* Provided material

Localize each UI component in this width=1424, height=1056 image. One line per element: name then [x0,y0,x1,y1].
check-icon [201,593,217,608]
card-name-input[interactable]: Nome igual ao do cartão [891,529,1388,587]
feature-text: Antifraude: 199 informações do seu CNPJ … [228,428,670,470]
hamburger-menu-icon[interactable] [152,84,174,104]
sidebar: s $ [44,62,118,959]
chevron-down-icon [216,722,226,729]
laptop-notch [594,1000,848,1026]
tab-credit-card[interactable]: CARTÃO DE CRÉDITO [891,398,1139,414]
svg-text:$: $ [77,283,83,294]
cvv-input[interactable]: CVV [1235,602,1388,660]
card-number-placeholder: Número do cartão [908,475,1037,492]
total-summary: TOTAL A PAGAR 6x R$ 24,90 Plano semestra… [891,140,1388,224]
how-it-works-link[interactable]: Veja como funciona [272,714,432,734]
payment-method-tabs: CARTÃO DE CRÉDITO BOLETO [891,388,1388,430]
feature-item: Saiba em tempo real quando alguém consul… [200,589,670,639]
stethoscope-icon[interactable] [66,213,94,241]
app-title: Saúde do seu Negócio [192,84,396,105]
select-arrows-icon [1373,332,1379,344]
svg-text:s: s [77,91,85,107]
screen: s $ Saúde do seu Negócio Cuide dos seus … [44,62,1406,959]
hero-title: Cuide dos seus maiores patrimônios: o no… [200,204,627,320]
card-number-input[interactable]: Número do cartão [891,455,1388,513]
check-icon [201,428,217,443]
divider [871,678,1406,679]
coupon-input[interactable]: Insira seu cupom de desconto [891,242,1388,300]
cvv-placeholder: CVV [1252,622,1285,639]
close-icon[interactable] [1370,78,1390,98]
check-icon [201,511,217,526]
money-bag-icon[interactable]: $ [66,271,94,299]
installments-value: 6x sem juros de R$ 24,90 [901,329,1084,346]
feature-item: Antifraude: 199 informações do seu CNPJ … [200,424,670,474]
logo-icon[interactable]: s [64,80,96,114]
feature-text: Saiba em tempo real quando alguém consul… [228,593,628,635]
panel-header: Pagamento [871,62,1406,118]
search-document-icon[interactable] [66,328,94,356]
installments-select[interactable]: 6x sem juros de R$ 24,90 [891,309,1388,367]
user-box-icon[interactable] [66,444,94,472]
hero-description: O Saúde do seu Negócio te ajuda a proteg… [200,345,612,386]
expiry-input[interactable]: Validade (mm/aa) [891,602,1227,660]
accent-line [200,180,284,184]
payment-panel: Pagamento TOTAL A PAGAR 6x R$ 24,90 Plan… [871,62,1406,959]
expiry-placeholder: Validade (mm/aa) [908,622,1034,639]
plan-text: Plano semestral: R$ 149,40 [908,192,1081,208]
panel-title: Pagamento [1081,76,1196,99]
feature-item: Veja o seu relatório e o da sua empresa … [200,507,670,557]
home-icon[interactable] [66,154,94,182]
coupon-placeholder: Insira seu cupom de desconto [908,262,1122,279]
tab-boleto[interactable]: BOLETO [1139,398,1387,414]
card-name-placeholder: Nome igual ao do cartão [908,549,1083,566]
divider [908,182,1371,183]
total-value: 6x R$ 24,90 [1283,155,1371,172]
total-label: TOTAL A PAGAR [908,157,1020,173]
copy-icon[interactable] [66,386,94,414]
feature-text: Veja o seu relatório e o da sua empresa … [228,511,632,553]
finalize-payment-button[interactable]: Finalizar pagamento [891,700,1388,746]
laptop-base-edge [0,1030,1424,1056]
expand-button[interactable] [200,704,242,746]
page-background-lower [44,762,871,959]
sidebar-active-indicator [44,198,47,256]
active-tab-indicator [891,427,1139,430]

* Requirements
Pick out every line in the records above that contains the string "panel", and copy each one. Treat uppercase and lowercase letters as different.

* The reply
panel-header: Pagamento [871,62,1406,118]
payment-panel: Pagamento TOTAL A PAGAR 6x R$ 24,90 Plan… [871,62,1406,959]
panel-title: Pagamento [1081,76,1196,99]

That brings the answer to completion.